Short task:
Go through the entries below and count the lines holding the word "REPUBLICANS". Reply with only the number, please.

Excerpted records:
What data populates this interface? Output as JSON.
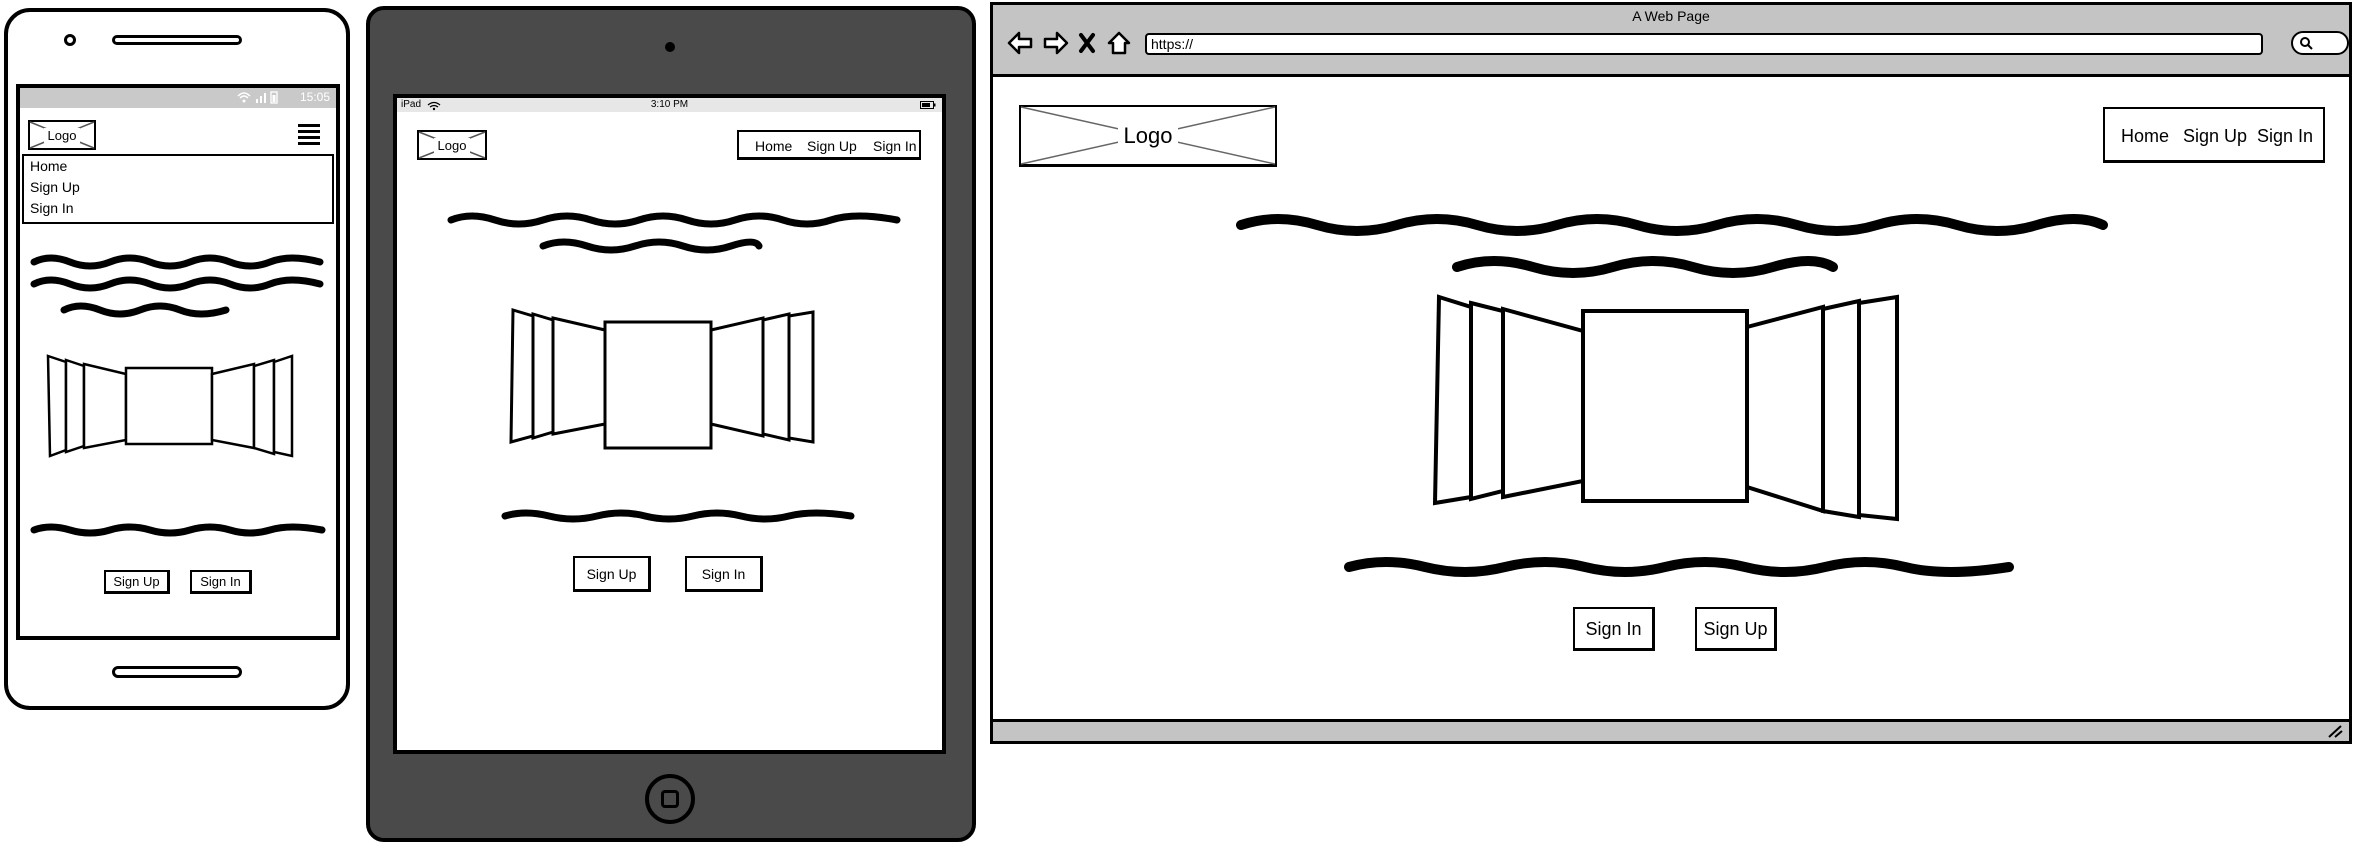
{
  "phone": {
    "status_time": "15:05",
    "logo_label": "Logo",
    "menu_items": [
      "Home",
      "Sign Up",
      "Sign In"
    ],
    "buttons": {
      "sign_up": "Sign Up",
      "sign_in": "Sign In"
    }
  },
  "tablet": {
    "status_device": "iPad",
    "status_time": "3:10 PM",
    "logo_label": "Logo",
    "nav_items": [
      "Home",
      "Sign Up",
      "Sign In"
    ],
    "buttons": {
      "sign_up": "Sign Up",
      "sign_in": "Sign In"
    }
  },
  "browser": {
    "window_title": "A Web Page",
    "url": "https://",
    "logo_label": "Logo",
    "nav_items": [
      "Home",
      "Sign Up",
      "Sign In"
    ],
    "buttons": {
      "sign_in": "Sign In",
      "sign_up": "Sign Up"
    }
  },
  "icons": [
    "wifi-icon",
    "signal-icon",
    "battery-icon",
    "hamburger-menu-icon",
    "back-arrow-icon",
    "forward-arrow-icon",
    "close-icon",
    "home-icon",
    "search-icon",
    "resize-grip-icon",
    "tablet-home-button-icon"
  ],
  "colors": {
    "chrome_gray": "#c4c4c4",
    "tablet_body": "#4a4a4a",
    "status_gray": "#c9c9c9"
  }
}
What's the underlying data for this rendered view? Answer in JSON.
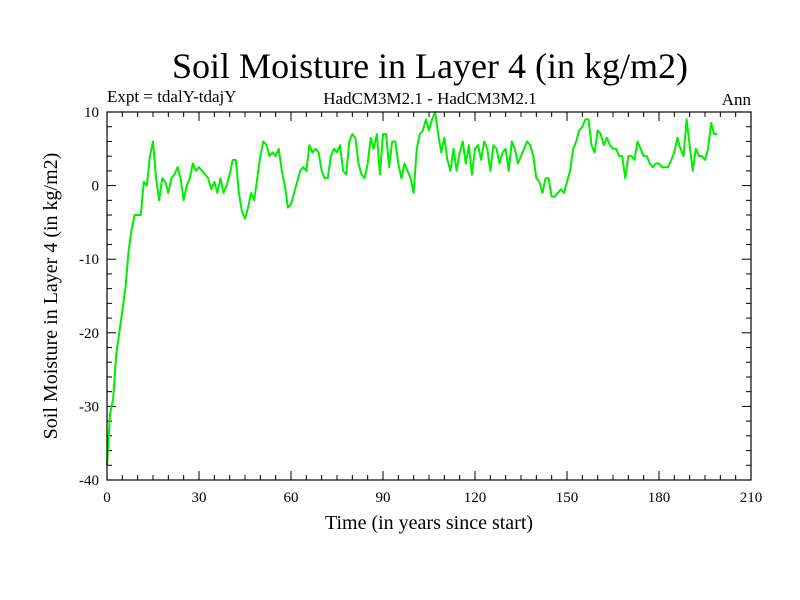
{
  "chart_data": {
    "type": "line",
    "title": "Soil Moisture in Layer 4 (in kg/m2)",
    "subtitle_left": "Expt = tdalY-tdajY",
    "subtitle_center": "HadCM3M2.1 - HadCM3M2.1",
    "subtitle_right": "Ann",
    "xlabel": "Time (in years since start)",
    "ylabel": "Soil Moisture in Layer 4 (in kg/m2)",
    "xlim": [
      0,
      210
    ],
    "ylim": [
      -40,
      10
    ],
    "xticks": [
      0,
      30,
      60,
      90,
      120,
      150,
      180,
      210
    ],
    "yticks": [
      -40,
      -30,
      -20,
      -10,
      0,
      10
    ],
    "grid": false,
    "series": [
      {
        "color": "#00ee00",
        "x": [
          0,
          1,
          2,
          3,
          4,
          5,
          6,
          7,
          8,
          9,
          10,
          11,
          12,
          13,
          14,
          15,
          16,
          17,
          18,
          19,
          20,
          21,
          22,
          23,
          24,
          25,
          26,
          27,
          28,
          29,
          30,
          31,
          32,
          33,
          34,
          35,
          36,
          37,
          38,
          39,
          40,
          41,
          42,
          43,
          44,
          45,
          46,
          47,
          48,
          49,
          50,
          51,
          52,
          53,
          54,
          55,
          56,
          57,
          58,
          59,
          60,
          61,
          62,
          63,
          64,
          65,
          66,
          67,
          68,
          69,
          70,
          71,
          72,
          73,
          74,
          75,
          76,
          77,
          78,
          79,
          80,
          81,
          82,
          83,
          84,
          85,
          86,
          87,
          88,
          89,
          90,
          91,
          92,
          93,
          94,
          95,
          96,
          97,
          98,
          99,
          100,
          101,
          102,
          103,
          104,
          105,
          106,
          107,
          108,
          109,
          110,
          111,
          112,
          113,
          114,
          115,
          116,
          117,
          118,
          119,
          120,
          121,
          122,
          123,
          124,
          125,
          126,
          127,
          128,
          129,
          130,
          131,
          132,
          133,
          134,
          135,
          136,
          137,
          138,
          139,
          140,
          141,
          142,
          143,
          144,
          145,
          146,
          147,
          148,
          149,
          150,
          151,
          152,
          153,
          154,
          155,
          156,
          157,
          158,
          159,
          160,
          161,
          162,
          163,
          164,
          165,
          166,
          167,
          168,
          169,
          170,
          171,
          172,
          173,
          174,
          175,
          176,
          177,
          178,
          179,
          180,
          181,
          182,
          183,
          184,
          185,
          186,
          187,
          188,
          189,
          190,
          191,
          192,
          193,
          194,
          195,
          196,
          197,
          198,
          199
        ],
        "y": [
          -38,
          -31,
          -29,
          -23,
          -20,
          -17,
          -14,
          -9,
          -6,
          -4,
          -4,
          -4,
          0.5,
          0,
          4,
          6,
          1,
          -2,
          1,
          0.5,
          -1,
          1,
          1.5,
          2.5,
          1,
          -2,
          0,
          1,
          3,
          2,
          2.5,
          2,
          1.5,
          1,
          -0.5,
          0.5,
          -1,
          1,
          -1,
          0,
          1.5,
          3.5,
          3.5,
          -1,
          -3.5,
          -4.5,
          -3,
          -1,
          -2,
          1,
          4,
          6,
          5.5,
          4,
          4.5,
          4,
          5,
          2,
          0,
          -3,
          -2.5,
          -1,
          0.5,
          2,
          2.5,
          2,
          5.5,
          4.5,
          5,
          4.5,
          2,
          1,
          1,
          4,
          5,
          4.5,
          5.5,
          2,
          1.5,
          6,
          7,
          6.5,
          3,
          1.5,
          1,
          3,
          6.5,
          5,
          7,
          1.5,
          7,
          7,
          2.5,
          6,
          6,
          3,
          1,
          3,
          2,
          1,
          -1,
          5,
          7,
          7.5,
          9,
          7.5,
          9,
          10,
          7,
          4.5,
          6.5,
          3.5,
          2,
          5,
          2,
          4.5,
          6,
          3,
          5.5,
          1.5,
          5,
          5.5,
          3.5,
          6,
          5,
          2,
          5.5,
          5,
          3,
          4.5,
          5,
          2,
          6,
          5,
          3,
          4,
          5,
          6,
          5.5,
          4,
          1,
          0.5,
          -1,
          1,
          1,
          -1.5,
          -1.5,
          -1,
          -0.5,
          -1,
          0.5,
          2,
          5,
          6,
          7.5,
          8,
          9,
          9,
          5.5,
          4.5,
          7.5,
          7,
          5.5,
          6.5,
          5.5,
          5,
          5,
          4,
          4,
          1,
          4,
          4,
          3.5,
          6,
          5,
          4,
          4,
          3,
          2.5,
          3,
          3,
          2.5,
          2.5,
          2.5,
          3.5,
          4.5,
          6.5,
          5,
          4,
          9,
          5.5,
          2,
          5,
          4,
          4,
          3.5,
          5,
          8.5,
          7,
          7
        ]
      }
    ]
  }
}
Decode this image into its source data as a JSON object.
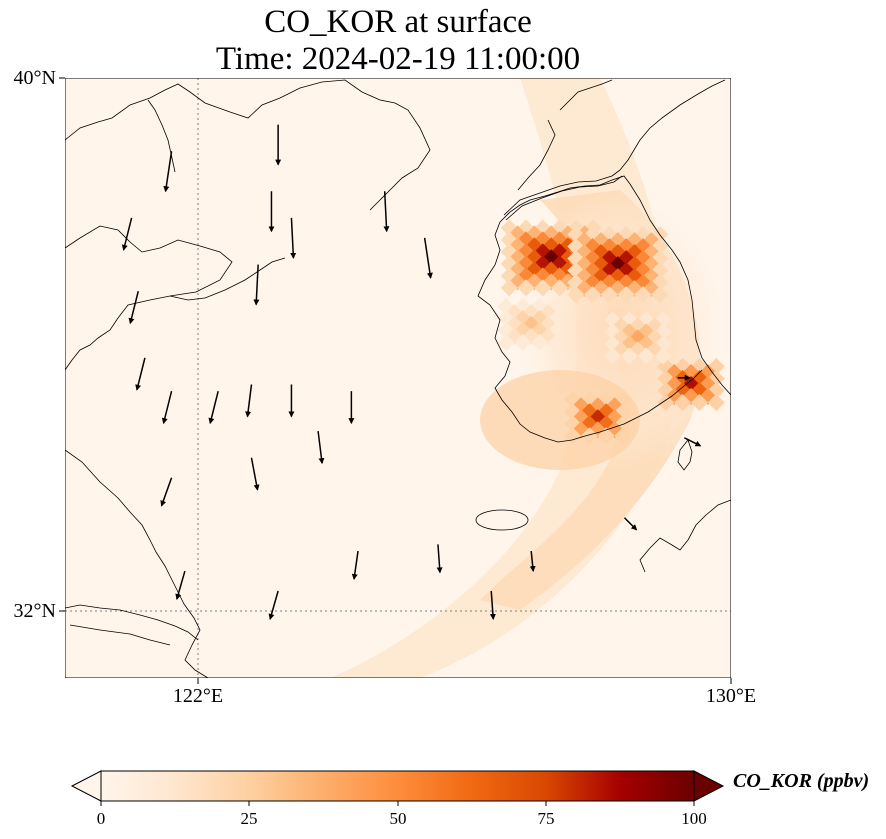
{
  "title": {
    "line1": "CO_KOR at surface",
    "line2": "Time: 2024-02-19 11:00:00"
  },
  "axes": {
    "lat_labels": [
      "40°N",
      "32°N"
    ],
    "lon_labels": [
      "122°E",
      "130°E"
    ],
    "lat_range": [
      30.9,
      40.0
    ],
    "lon_range": [
      120.0,
      130.0
    ],
    "gridlines": "dotted at 122°E and 32°N"
  },
  "colorbar": {
    "label": "CO_KOR (ppbv)",
    "ticks": [
      "0",
      "25",
      "50",
      "75",
      "100"
    ],
    "range": [
      0,
      100
    ],
    "extend": "both",
    "colormap": [
      "#fff5eb",
      "#fee6ce",
      "#fdd0a2",
      "#fdae6b",
      "#fd8d3c",
      "#f16913",
      "#d94801",
      "#a60000",
      "#6b0000"
    ]
  },
  "colors": {
    "coastline": "#000000",
    "background": "#fff5eb",
    "gridline": "#808080"
  },
  "chart_data": {
    "type": "heatmap",
    "variable": "CO_KOR",
    "units": "ppbv",
    "lat_range": [
      30.9,
      40.0
    ],
    "lon_range": [
      120.0,
      130.0
    ],
    "hotspots": [
      {
        "lon": 127.3,
        "lat": 37.3,
        "value": 100
      },
      {
        "lon": 128.3,
        "lat": 37.2,
        "value": 100
      },
      {
        "lon": 129.4,
        "lat": 35.4,
        "value": 85
      },
      {
        "lon": 128.0,
        "lat": 34.9,
        "value": 80
      },
      {
        "lon": 128.6,
        "lat": 36.1,
        "value": 40
      },
      {
        "lon": 127.0,
        "lat": 36.3,
        "value": 30
      }
    ],
    "plume": {
      "description_values": [
        5,
        20
      ],
      "peak_background": 20
    },
    "wind_vectors": [
      {
        "lon": 121.6,
        "lat": 38.9,
        "u": -0.3,
        "v": -2.0
      },
      {
        "lon": 123.2,
        "lat": 39.3,
        "u": 0.0,
        "v": -2.0
      },
      {
        "lon": 123.1,
        "lat": 38.3,
        "u": 0.0,
        "v": -2.0
      },
      {
        "lon": 122.9,
        "lat": 37.2,
        "u": -0.1,
        "v": -2.0
      },
      {
        "lon": 123.4,
        "lat": 37.9,
        "u": 0.1,
        "v": -2.0
      },
      {
        "lon": 124.8,
        "lat": 38.3,
        "u": 0.1,
        "v": -2.0
      },
      {
        "lon": 125.4,
        "lat": 37.6,
        "u": 0.3,
        "v": -2.0
      },
      {
        "lon": 121.0,
        "lat": 37.9,
        "u": -0.4,
        "v": -1.6
      },
      {
        "lon": 121.1,
        "lat": 36.8,
        "u": -0.4,
        "v": -1.6
      },
      {
        "lon": 121.2,
        "lat": 35.8,
        "u": -0.4,
        "v": -1.6
      },
      {
        "lon": 121.6,
        "lat": 35.3,
        "u": -0.4,
        "v": -1.6
      },
      {
        "lon": 122.3,
        "lat": 35.3,
        "u": -0.4,
        "v": -1.6
      },
      {
        "lon": 122.8,
        "lat": 35.4,
        "u": -0.2,
        "v": -1.6
      },
      {
        "lon": 123.4,
        "lat": 35.4,
        "u": 0.0,
        "v": -1.6
      },
      {
        "lon": 124.3,
        "lat": 35.3,
        "u": 0.0,
        "v": -1.6
      },
      {
        "lon": 123.8,
        "lat": 34.7,
        "u": 0.2,
        "v": -1.6
      },
      {
        "lon": 122.8,
        "lat": 34.3,
        "u": 0.3,
        "v": -1.6
      },
      {
        "lon": 121.6,
        "lat": 34.0,
        "u": -0.5,
        "v": -1.4
      },
      {
        "lon": 121.8,
        "lat": 32.6,
        "u": -0.4,
        "v": -1.4
      },
      {
        "lon": 123.2,
        "lat": 32.3,
        "u": -0.4,
        "v": -1.4
      },
      {
        "lon": 124.4,
        "lat": 32.9,
        "u": -0.2,
        "v": -1.4
      },
      {
        "lon": 125.6,
        "lat": 33.0,
        "u": 0.1,
        "v": -1.4
      },
      {
        "lon": 126.4,
        "lat": 32.3,
        "u": 0.1,
        "v": -1.4
      },
      {
        "lon": 127.0,
        "lat": 32.9,
        "u": 0.1,
        "v": -1.0
      },
      {
        "lon": 128.4,
        "lat": 33.4,
        "u": 0.6,
        "v": -0.6
      },
      {
        "lon": 129.3,
        "lat": 34.6,
        "u": 0.8,
        "v": -0.4
      },
      {
        "lon": 129.2,
        "lat": 35.5,
        "u": 0.6,
        "v": 0.0
      }
    ]
  }
}
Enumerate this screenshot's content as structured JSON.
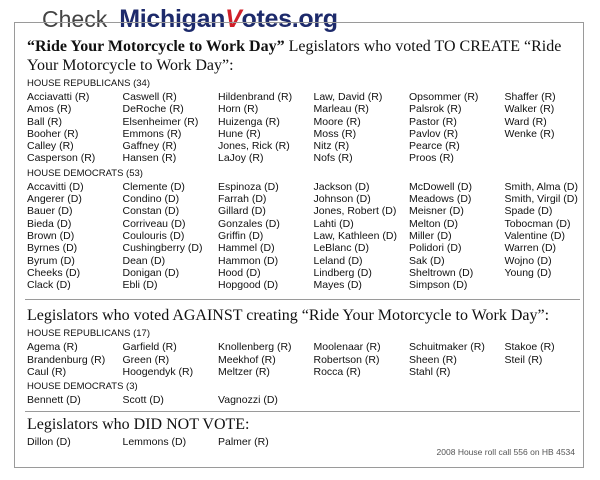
{
  "header": {
    "check": "Check",
    "brand_pre": "Michigan",
    "brand_v": "V",
    "brand_post": "otes.org"
  },
  "sections": [
    {
      "title_bold": "“Ride Your Motorcycle to Work Day”",
      "title": "Legislators who voted TO CREATE “Ride Your Motorcycle to Work Day”:",
      "groups": [
        {
          "label": "HOUSE REPUBLICANS (34)",
          "columns": [
            [
              "Acciavatti (R)",
              "Amos (R)",
              "Ball (R)",
              "Booher (R)",
              "Calley (R)",
              "Casperson (R)"
            ],
            [
              "Caswell (R)",
              "DeRoche (R)",
              "Elsenheimer (R)",
              "Emmons (R)",
              "Gaffney (R)",
              "Hansen (R)"
            ],
            [
              "Hildenbrand (R)",
              "Horn (R)",
              "Huizenga (R)",
              "Hune (R)",
              "Jones, Rick (R)",
              "LaJoy (R)"
            ],
            [
              "Law, David (R)",
              "Marleau (R)",
              "Moore (R)",
              "Moss (R)",
              "Nitz (R)",
              "Nofs (R)"
            ],
            [
              "Opsommer (R)",
              "Palsrok (R)",
              "Pastor (R)",
              "Pavlov (R)",
              "Pearce (R)",
              "Proos (R)"
            ],
            [
              "Shaffer (R)",
              "Walker (R)",
              "Ward (R)",
              "Wenke (R)"
            ]
          ]
        },
        {
          "label": "HOUSE DEMOCRATS (53)",
          "columns": [
            [
              "Accavitti (D)",
              "Angerer (D)",
              "Bauer (D)",
              "Bieda (D)",
              "Brown (D)",
              "Byrnes (D)",
              "Byrum (D)",
              "Cheeks (D)",
              "Clack (D)"
            ],
            [
              "Clemente (D)",
              "Condino (D)",
              "Constan (D)",
              "Corriveau (D)",
              "Coulouris (D)",
              "Cushingberry (D)",
              "Dean (D)",
              "Donigan (D)",
              "Ebli (D)"
            ],
            [
              "Espinoza (D)",
              "Farrah (D)",
              "Gillard (D)",
              "Gonzales (D)",
              "Griffin (D)",
              "Hammel (D)",
              "Hammon (D)",
              "Hood (D)",
              "Hopgood (D)"
            ],
            [
              "Jackson (D)",
              "Johnson (D)",
              "Jones, Robert (D)",
              "Lahti (D)",
              "Law, Kathleen (D)",
              "LeBlanc (D)",
              "Leland (D)",
              "Lindberg (D)",
              "Mayes (D)"
            ],
            [
              "McDowell (D)",
              "Meadows (D)",
              "Meisner (D)",
              "Melton (D)",
              "Miller (D)",
              "Polidori (D)",
              "Sak (D)",
              "Sheltrown (D)",
              "Simpson (D)"
            ],
            [
              "Smith, Alma (D)",
              "Smith, Virgil (D)",
              "Spade (D)",
              "Tobocman (D)",
              "Valentine (D)",
              "Warren (D)",
              "Wojno (D)",
              "Young (D)"
            ]
          ]
        }
      ]
    },
    {
      "title": "Legislators who voted AGAINST creating “Ride Your Motorcycle to Work Day”:",
      "groups": [
        {
          "label": "HOUSE REPUBLICANS (17)",
          "columns": [
            [
              "Agema (R)",
              "Brandenburg (R)",
              "Caul (R)"
            ],
            [
              "Garfield (R)",
              "Green (R)",
              "Hoogendyk (R)"
            ],
            [
              "Knollenberg (R)",
              "Meekhof (R)",
              "Meltzer (R)"
            ],
            [
              "Moolenaar (R)",
              "Robertson (R)",
              "Rocca (R)"
            ],
            [
              "Schuitmaker (R)",
              "Sheen (R)",
              "Stahl (R)"
            ],
            [
              "Stakoe (R)",
              "Steil (R)"
            ]
          ]
        },
        {
          "label": "HOUSE DEMOCRATS (3)",
          "columns": [
            [
              "Bennett (D)"
            ],
            [
              "Scott (D)"
            ],
            [
              "Vagnozzi (D)"
            ]
          ]
        }
      ]
    },
    {
      "title": "Legislators who DID NOT VOTE:",
      "groups": [
        {
          "columns": [
            [
              "Dillon (D)"
            ],
            [
              "Lemmons (D)"
            ],
            [
              "Palmer (R)"
            ]
          ]
        }
      ]
    }
  ],
  "footer": "2008 House roll call 556 on HB 4534"
}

Written answer:
2